Excerpts from a figure dataset:
######

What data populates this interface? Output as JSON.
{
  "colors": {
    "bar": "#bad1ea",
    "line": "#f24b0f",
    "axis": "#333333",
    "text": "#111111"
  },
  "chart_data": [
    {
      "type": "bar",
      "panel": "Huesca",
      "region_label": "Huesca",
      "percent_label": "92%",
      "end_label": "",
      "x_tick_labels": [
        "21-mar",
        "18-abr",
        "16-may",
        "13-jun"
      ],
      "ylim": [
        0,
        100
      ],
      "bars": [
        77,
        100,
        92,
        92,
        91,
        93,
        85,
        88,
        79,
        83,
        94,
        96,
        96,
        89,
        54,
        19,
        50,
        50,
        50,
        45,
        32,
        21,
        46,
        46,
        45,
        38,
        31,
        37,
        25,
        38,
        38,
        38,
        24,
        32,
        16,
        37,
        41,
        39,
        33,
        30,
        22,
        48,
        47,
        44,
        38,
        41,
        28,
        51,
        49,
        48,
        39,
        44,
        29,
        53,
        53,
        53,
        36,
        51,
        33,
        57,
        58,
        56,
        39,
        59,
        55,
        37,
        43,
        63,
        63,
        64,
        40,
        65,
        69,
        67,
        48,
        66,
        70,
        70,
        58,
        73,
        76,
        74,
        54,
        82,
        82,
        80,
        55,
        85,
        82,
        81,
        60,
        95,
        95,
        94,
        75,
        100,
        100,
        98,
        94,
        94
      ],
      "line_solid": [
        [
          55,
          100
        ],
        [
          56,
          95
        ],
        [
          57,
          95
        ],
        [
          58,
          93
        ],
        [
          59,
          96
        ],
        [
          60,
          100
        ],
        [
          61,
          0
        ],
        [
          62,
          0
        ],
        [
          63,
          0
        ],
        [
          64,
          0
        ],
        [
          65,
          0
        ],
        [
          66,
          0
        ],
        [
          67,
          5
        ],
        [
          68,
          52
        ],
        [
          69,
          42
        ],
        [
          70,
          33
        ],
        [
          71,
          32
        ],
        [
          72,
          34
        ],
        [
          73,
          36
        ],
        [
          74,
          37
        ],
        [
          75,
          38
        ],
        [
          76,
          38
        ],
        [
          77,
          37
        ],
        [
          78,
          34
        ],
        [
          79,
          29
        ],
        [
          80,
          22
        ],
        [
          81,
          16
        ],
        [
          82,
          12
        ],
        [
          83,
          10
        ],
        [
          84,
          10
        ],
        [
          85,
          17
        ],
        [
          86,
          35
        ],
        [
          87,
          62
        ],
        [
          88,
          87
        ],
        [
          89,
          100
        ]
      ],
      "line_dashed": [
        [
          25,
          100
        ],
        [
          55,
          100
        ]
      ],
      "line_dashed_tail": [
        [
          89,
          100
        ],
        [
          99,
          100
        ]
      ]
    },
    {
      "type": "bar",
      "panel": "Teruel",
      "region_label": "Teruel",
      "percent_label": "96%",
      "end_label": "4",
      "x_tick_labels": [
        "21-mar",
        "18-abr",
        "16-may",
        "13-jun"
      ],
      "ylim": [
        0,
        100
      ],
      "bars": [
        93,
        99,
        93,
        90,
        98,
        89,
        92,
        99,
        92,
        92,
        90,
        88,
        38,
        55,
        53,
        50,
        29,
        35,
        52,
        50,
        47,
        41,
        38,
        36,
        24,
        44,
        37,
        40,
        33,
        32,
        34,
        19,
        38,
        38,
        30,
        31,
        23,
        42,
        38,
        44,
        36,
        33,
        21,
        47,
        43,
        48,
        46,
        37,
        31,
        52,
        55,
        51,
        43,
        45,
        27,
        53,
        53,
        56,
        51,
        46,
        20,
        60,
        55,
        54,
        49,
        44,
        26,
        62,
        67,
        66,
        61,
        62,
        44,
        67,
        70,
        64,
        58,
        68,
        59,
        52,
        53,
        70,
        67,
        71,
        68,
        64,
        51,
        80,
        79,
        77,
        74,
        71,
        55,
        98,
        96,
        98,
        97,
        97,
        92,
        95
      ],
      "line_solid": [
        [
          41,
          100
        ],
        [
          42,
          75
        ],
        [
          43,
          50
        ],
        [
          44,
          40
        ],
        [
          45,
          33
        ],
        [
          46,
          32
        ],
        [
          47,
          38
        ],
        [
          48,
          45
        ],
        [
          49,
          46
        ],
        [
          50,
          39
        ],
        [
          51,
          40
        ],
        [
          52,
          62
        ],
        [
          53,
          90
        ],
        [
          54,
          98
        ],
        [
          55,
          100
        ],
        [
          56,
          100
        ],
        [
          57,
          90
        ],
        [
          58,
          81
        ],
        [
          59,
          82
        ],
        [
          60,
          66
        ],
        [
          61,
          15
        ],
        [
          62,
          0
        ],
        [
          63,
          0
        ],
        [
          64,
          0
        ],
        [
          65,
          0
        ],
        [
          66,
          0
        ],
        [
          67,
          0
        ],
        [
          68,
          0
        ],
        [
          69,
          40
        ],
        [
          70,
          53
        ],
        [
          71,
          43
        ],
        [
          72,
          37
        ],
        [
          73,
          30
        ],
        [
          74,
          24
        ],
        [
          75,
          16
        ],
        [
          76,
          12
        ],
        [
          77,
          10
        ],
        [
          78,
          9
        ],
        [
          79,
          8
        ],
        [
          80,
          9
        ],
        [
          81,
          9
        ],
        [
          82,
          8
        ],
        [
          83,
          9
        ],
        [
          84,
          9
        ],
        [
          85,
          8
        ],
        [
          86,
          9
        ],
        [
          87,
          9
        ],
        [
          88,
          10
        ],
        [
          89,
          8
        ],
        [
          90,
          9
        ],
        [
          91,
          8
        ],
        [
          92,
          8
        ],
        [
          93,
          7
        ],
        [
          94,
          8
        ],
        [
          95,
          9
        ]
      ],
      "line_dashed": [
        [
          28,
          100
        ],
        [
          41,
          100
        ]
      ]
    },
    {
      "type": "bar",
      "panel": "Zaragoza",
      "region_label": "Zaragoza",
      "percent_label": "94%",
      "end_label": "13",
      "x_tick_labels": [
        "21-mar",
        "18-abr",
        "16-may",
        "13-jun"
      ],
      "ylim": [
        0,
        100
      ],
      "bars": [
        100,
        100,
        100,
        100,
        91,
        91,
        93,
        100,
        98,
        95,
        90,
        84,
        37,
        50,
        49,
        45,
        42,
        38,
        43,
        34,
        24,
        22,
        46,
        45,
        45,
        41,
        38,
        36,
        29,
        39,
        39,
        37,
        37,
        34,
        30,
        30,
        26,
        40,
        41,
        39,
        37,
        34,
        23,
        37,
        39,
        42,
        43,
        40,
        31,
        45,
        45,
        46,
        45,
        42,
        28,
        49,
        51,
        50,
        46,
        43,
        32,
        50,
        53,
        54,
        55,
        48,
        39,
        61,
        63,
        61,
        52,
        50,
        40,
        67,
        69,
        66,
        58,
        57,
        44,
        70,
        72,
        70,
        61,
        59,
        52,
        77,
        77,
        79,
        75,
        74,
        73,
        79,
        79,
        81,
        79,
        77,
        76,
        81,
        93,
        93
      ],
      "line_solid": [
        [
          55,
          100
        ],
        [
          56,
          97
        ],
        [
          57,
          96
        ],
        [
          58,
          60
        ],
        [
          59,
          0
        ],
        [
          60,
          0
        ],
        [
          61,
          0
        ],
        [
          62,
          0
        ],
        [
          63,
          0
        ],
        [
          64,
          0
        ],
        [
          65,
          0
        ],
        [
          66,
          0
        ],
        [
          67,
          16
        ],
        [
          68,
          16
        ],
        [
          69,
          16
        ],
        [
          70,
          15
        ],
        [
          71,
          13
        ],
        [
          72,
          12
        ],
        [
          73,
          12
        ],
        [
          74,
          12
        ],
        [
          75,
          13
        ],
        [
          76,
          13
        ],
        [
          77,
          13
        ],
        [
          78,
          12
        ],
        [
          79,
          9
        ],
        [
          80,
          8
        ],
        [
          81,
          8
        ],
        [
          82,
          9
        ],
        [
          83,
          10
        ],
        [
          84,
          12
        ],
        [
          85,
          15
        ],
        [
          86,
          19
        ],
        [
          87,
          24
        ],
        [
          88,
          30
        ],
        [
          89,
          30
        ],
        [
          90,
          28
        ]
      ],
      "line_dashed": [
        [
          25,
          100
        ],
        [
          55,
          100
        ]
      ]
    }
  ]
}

######

WHAT YOU NEED TO DO:
List each line holding the string "Zaragoza".

IN RESPONSE:
      "panel": "Zaragoza",
      "region_label": "Zaragoza",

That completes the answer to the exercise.